◆ WHAT THE TASK REQUIRES: Copy out the listing below word for word, keeping every line and number unchanged.

+ + + + + + +

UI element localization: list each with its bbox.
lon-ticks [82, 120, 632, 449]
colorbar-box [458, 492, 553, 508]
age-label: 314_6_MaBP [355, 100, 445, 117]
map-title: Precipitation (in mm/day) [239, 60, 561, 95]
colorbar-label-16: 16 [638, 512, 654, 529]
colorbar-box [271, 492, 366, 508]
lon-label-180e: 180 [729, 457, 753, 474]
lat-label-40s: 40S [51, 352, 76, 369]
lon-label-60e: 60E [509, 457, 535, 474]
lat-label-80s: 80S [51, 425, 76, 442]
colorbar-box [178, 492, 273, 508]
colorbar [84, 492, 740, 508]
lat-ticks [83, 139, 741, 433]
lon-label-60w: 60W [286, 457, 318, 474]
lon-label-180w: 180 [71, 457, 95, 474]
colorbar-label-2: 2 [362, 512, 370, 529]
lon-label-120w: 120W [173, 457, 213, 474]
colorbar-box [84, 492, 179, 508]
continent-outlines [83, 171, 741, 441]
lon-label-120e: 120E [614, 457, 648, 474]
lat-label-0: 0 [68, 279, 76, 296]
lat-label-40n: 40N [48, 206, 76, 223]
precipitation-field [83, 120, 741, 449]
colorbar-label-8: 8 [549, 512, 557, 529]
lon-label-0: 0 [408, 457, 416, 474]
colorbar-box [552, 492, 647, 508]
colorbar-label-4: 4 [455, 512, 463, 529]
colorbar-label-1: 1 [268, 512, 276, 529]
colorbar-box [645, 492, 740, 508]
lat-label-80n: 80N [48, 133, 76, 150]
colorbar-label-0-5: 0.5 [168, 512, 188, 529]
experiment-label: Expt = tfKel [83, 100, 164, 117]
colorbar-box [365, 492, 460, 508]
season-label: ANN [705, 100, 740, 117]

+ + + + + + +

◆ WRITTEN SOLUTION:
UI element localization: list each with its bbox.
lon-ticks [82, 120, 632, 449]
colorbar-box [458, 492, 553, 508]
age-label: 314_6_MaBP [355, 100, 445, 117]
map-title: Precipitation (in mm/day) [239, 60, 561, 95]
colorbar-label-16: 16 [638, 512, 654, 529]
colorbar-box [271, 492, 366, 508]
lon-label-180e: 180 [729, 457, 753, 474]
lat-label-40s: 40S [51, 352, 76, 369]
lon-label-60e: 60E [509, 457, 535, 474]
lat-label-80s: 80S [51, 425, 76, 442]
colorbar-box [178, 492, 273, 508]
colorbar [84, 492, 740, 508]
lat-ticks [83, 139, 741, 433]
lon-label-60w: 60W [286, 457, 318, 474]
lon-label-180w: 180 [71, 457, 95, 474]
colorbar-label-2: 2 [362, 512, 370, 529]
lon-label-120w: 120W [173, 457, 213, 474]
colorbar-box [84, 492, 179, 508]
continent-outlines [83, 171, 741, 441]
lon-label-120e: 120E [614, 457, 648, 474]
lat-label-0: 0 [68, 279, 76, 296]
lat-label-40n: 40N [48, 206, 76, 223]
precipitation-field [83, 120, 741, 449]
colorbar-label-8: 8 [549, 512, 557, 529]
lon-label-0: 0 [408, 457, 416, 474]
colorbar-box [552, 492, 647, 508]
colorbar-label-4: 4 [455, 512, 463, 529]
colorbar-label-1: 1 [268, 512, 276, 529]
colorbar-box [645, 492, 740, 508]
lat-label-80n: 80N [48, 133, 76, 150]
colorbar-label-0-5: 0.5 [168, 512, 188, 529]
experiment-label: Expt = tfKel [83, 100, 164, 117]
colorbar-box [365, 492, 460, 508]
season-label: ANN [705, 100, 740, 117]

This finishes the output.